| DIRECTION |
Rewrite the lines between the one containing "365, 103, 380]" and the one containing "- scan-speck: [82, 27, 85, 30]", inclusive, as a numbered list with blank lines omitted.

··· MATERIAL PROVIDED

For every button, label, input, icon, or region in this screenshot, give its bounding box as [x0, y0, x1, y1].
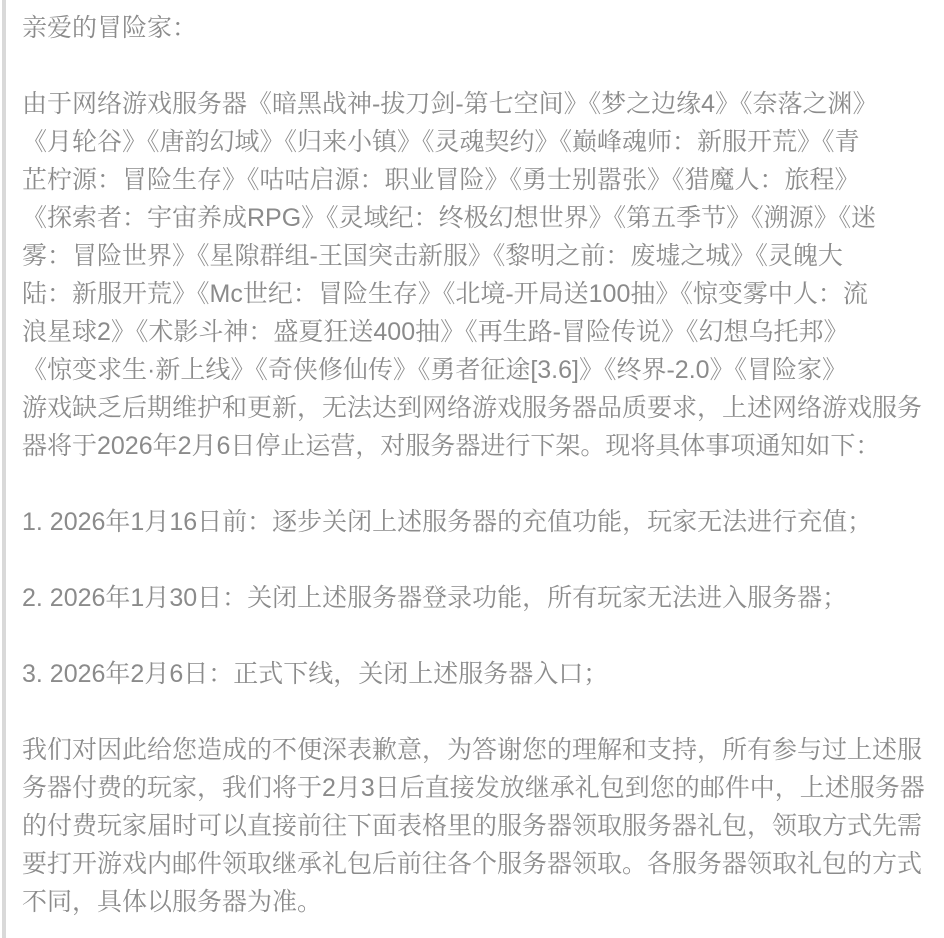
notice-closing-paragraph: 我们对因此给您造成的不便深表歉意，为答谢您的理解和支持，所有参与过上述服 务器付…	[22, 731, 930, 921]
notice-page: 亲爱的冒险家： 由于网络游戏服务器《暗黑战神-拔刀剑-第七空间》《梦之边缘4》《…	[0, 0, 944, 938]
notice-item-1: 1. 2026年1月16日前：逐步关闭上述服务器的充值功能，玩家无法进行充值；	[22, 503, 930, 541]
left-border-divider	[2, 0, 6, 938]
notice-body-paragraph: 由于网络游戏服务器《暗黑战神-拔刀剑-第七空间》《梦之边缘4》《奈落之渊》 《月…	[22, 85, 930, 465]
notice-content: 亲爱的冒险家： 由于网络游戏服务器《暗黑战神-拔刀剑-第七空间》《梦之边缘4》《…	[0, 0, 944, 937]
notice-item-3: 3. 2026年2月6日：正式下线，关闭上述服务器入口；	[22, 655, 930, 693]
salutation: 亲爱的冒险家：	[22, 9, 930, 47]
notice-item-2: 2. 2026年1月30日：关闭上述服务器登录功能，所有玩家无法进入服务器；	[22, 579, 930, 617]
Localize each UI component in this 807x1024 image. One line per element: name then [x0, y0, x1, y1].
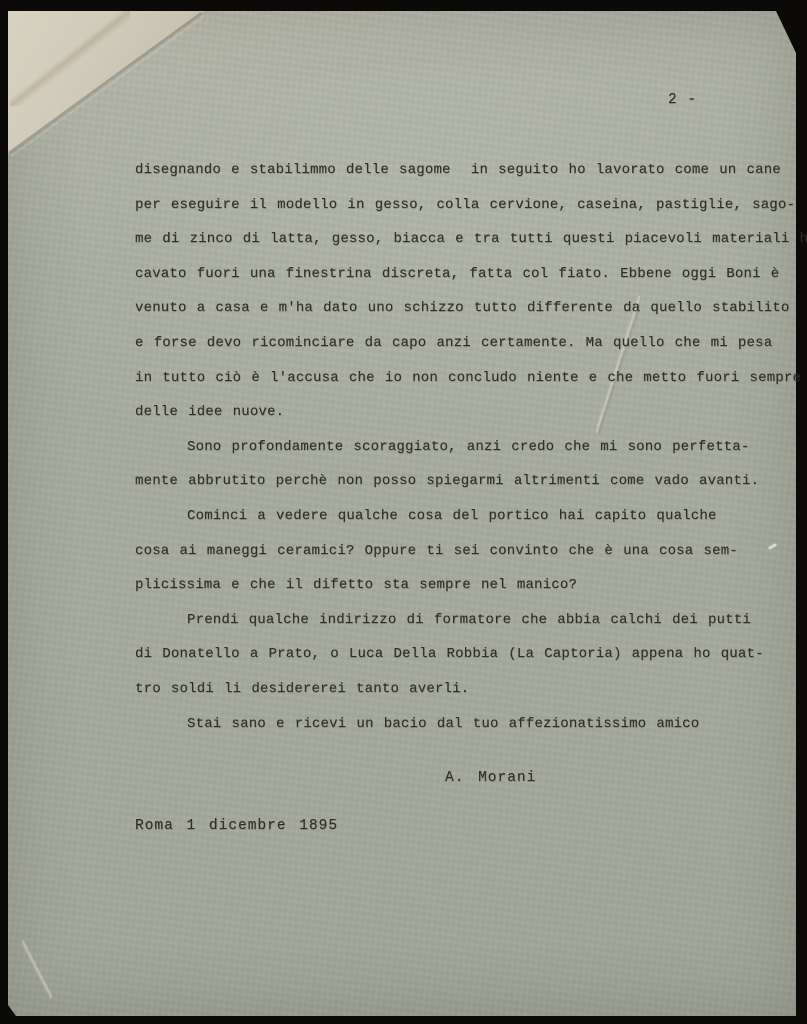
- letter-line: tro soldi li desidererei tanto averli.: [135, 672, 795, 707]
- letter-line: e forse devo ricominciare da capo anzi c…: [135, 326, 795, 361]
- dateline: Roma 1 dicembre 1895: [135, 816, 338, 836]
- letter-body: disegnando e stabilimmo delle sagome in …: [135, 153, 795, 741]
- letter-line: venuto a casa e m'ha dato uno schizzo tu…: [135, 291, 795, 326]
- letter-line: di Donatello a Prato, o Luca Della Robbi…: [135, 637, 795, 672]
- letter-line: me di zinco di latta, gesso, biacca e tr…: [135, 222, 795, 257]
- letter-line: Cominci a vedere qualche cosa del portic…: [135, 499, 795, 534]
- letter-line: mente abbrutito perchè non posso spiegar…: [135, 464, 795, 499]
- letter-line: cosa ai maneggi ceramici? Oppure ti sei …: [135, 534, 795, 569]
- page-number: 2 -: [668, 92, 697, 108]
- letter-line: disegnando e stabilimmo delle sagome in …: [135, 153, 795, 188]
- letter-line: Sono profondamente scoraggiato, anzi cre…: [135, 430, 795, 465]
- letter-line: Stai sano e ricevi un bacio dal tuo affe…: [135, 707, 795, 742]
- letter-line: plicissima e che il difetto sta sempre n…: [135, 568, 795, 603]
- letter-line: Prendi qualche indirizzo di formatore ch…: [135, 603, 795, 638]
- letter-line: delle idee nuove.: [135, 395, 795, 430]
- letter-line: per eseguire il modello in gesso, colla …: [135, 188, 795, 223]
- letter-line: cavato fuori una finestrina discreta, fa…: [135, 257, 795, 292]
- letter-line: in tutto ciò è l'accusa che io non concl…: [135, 361, 795, 396]
- signature: A. Morani: [445, 768, 536, 788]
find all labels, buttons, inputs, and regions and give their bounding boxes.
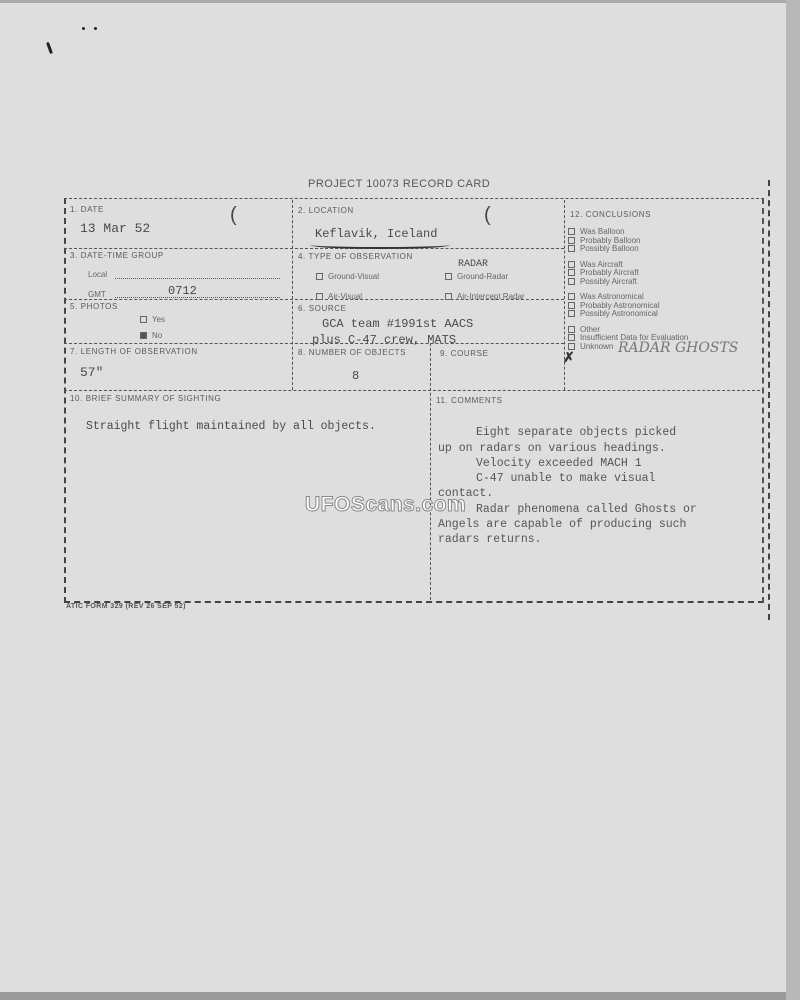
- length-of-observation-value: 57": [80, 365, 103, 380]
- photos-yes[interactable]: Yes: [140, 315, 165, 324]
- comments-label: 11. COMMENTS: [436, 396, 503, 405]
- checkbox-icon: [568, 245, 575, 252]
- comment-line: Velocity exceeded MACH 1: [476, 457, 642, 470]
- option-ground-radar[interactable]: Ground-Radar: [445, 272, 508, 281]
- handwritten-other-note: RADAR GHOSTS: [618, 340, 738, 356]
- card-title: PROJECT 10073 RECORD CARD: [308, 178, 490, 190]
- divider: [292, 200, 293, 390]
- x-check-mark-icon: ✗: [563, 349, 575, 366]
- scan-speck: [82, 27, 85, 30]
- checkbox-icon: [568, 278, 575, 285]
- checkbox-icon: [568, 310, 575, 317]
- checkbox-icon: [316, 273, 323, 280]
- local-label: Local: [88, 270, 107, 279]
- hole-punch-mark: (: [484, 204, 491, 227]
- source-label: 6. SOURCE: [298, 304, 347, 313]
- scan-right-edge: [786, 0, 800, 1000]
- form-footer: ATIC FORM 329 (REV 26 SEP 52): [66, 603, 186, 610]
- brief-summary-text: Straight flight maintained by all object…: [86, 420, 376, 433]
- checkbox-icon: [140, 316, 147, 323]
- local-line: [115, 278, 280, 279]
- number-of-objects-value: 8: [352, 369, 359, 383]
- date-label: 1. DATE: [70, 205, 104, 214]
- comment-line: up on radars on various headings.: [438, 442, 666, 455]
- photos-no[interactable]: No: [140, 331, 162, 340]
- date-time-group-label: 3. DATE-TIME GROUP: [70, 251, 164, 260]
- gmt-line: [115, 297, 280, 298]
- checkbox-icon: [316, 293, 323, 300]
- checkbox-icon: [568, 334, 575, 341]
- checkbox-icon: [568, 302, 575, 309]
- hole-punch-mark: (: [230, 204, 237, 227]
- conclusions-list: Was Balloon Probably Balloon Possibly Ba…: [568, 228, 688, 358]
- checkbox-icon: [568, 237, 575, 244]
- source-line-1: GCA team #1991st AACS: [322, 317, 473, 331]
- conclusion-possibly-astronomical[interactable]: Possibly Astronomical: [568, 310, 688, 319]
- brief-summary-label: 10. BRIEF SUMMARY OF SIGHTING: [70, 394, 221, 403]
- checkbox-icon: [568, 326, 575, 333]
- course-label: 9. COURSE: [440, 349, 489, 358]
- scan-top-edge: [0, 0, 800, 3]
- checkbox-icon: [568, 293, 575, 300]
- checkbox-checked-icon: [140, 332, 147, 339]
- comment-line: Eight separate objects picked: [476, 426, 676, 439]
- scan-bottom-edge: [0, 992, 786, 1000]
- gmt-label: GMT: [88, 290, 106, 299]
- length-of-observation-label: 7. LENGTH OF OBSERVATION: [70, 347, 198, 356]
- scan-speck: [94, 27, 97, 30]
- comment-line: radars returns.: [438, 533, 542, 546]
- date-value: 13 Mar 52: [80, 221, 150, 236]
- option-ground-visual[interactable]: Ground-Visual: [316, 272, 379, 281]
- watermark: UFOScans.com: [305, 493, 466, 517]
- conclusion-possibly-aircraft[interactable]: Possibly Aircraft: [568, 278, 688, 287]
- conclusions-label: 12. CONCLUSIONS: [570, 210, 651, 219]
- card-outer-border: [768, 180, 772, 620]
- option-air-visual[interactable]: Air-Visual: [316, 292, 362, 301]
- source-line-2: plus C-47 crew, MATS: [312, 333, 456, 347]
- number-of-objects-label: 8. NUMBER OF OBJECTS: [298, 348, 406, 357]
- divider: [64, 248, 564, 249]
- comment-line: C-47 unable to make visual: [476, 472, 655, 485]
- photos-label: 5. PHOTOS: [70, 302, 118, 311]
- gmt-value: 0712: [168, 284, 197, 298]
- checkbox-icon: [568, 261, 575, 268]
- type-of-observation-label: 4. TYPE OF OBSERVATION: [298, 252, 413, 261]
- checkbox-icon: [568, 228, 575, 235]
- divider: [64, 390, 760, 391]
- location-value: Keflavik, Iceland: [315, 227, 437, 241]
- conclusion-possibly-balloon[interactable]: Possibly Balloon: [568, 245, 688, 254]
- comment-line: Angels are capable of producing such: [438, 518, 686, 531]
- checkbox-icon: [445, 293, 452, 300]
- checkbox-icon: [568, 269, 575, 276]
- option-air-intercept-radar[interactable]: Air-Intercept Radar: [445, 292, 525, 301]
- checkbox-icon: [445, 273, 452, 280]
- location-label: 2. LOCATION: [298, 206, 354, 215]
- radar-annotation: RADAR: [458, 259, 488, 270]
- pen-underline: [310, 241, 450, 249]
- comment-line: Radar phenomena called Ghosts or: [476, 503, 697, 516]
- divider: [430, 343, 431, 600]
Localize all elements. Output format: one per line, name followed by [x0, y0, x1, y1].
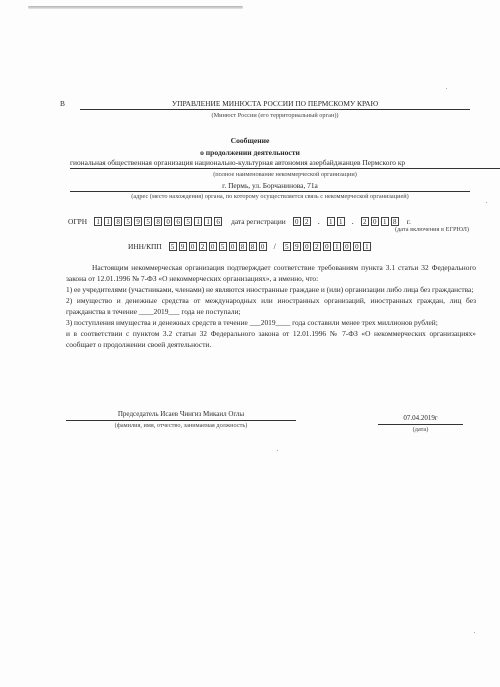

······

| WRITTEN RESPONSE |
1. - length-of-observation-value: 57": [80, 365, 103, 380]
2. - photos-yes[interactable]: Yes: [140, 315, 165, 324]
3. - comments-label: 11. COMMENTS: [436, 396, 503, 405]
4. - checkbox-icon: [568, 245, 575, 252]
5. - comment-line: Velocity exceeded MACH 1: [476, 457, 642, 470]
6. - option-ground-radar[interactable]: Ground-Radar: [445, 272, 508, 281]
7. - handwritten-other-note: RADAR GHOSTS: [618, 340, 738, 356]
8. - card-title: PROJECT 10073 RECORD CARD: [308, 178, 490, 190]
9. - divider: [292, 200, 293, 390]
10. - x-check-mark-icon: ✗: [563, 349, 575, 366]
11. - scan-speck: [82, 27, 85, 30]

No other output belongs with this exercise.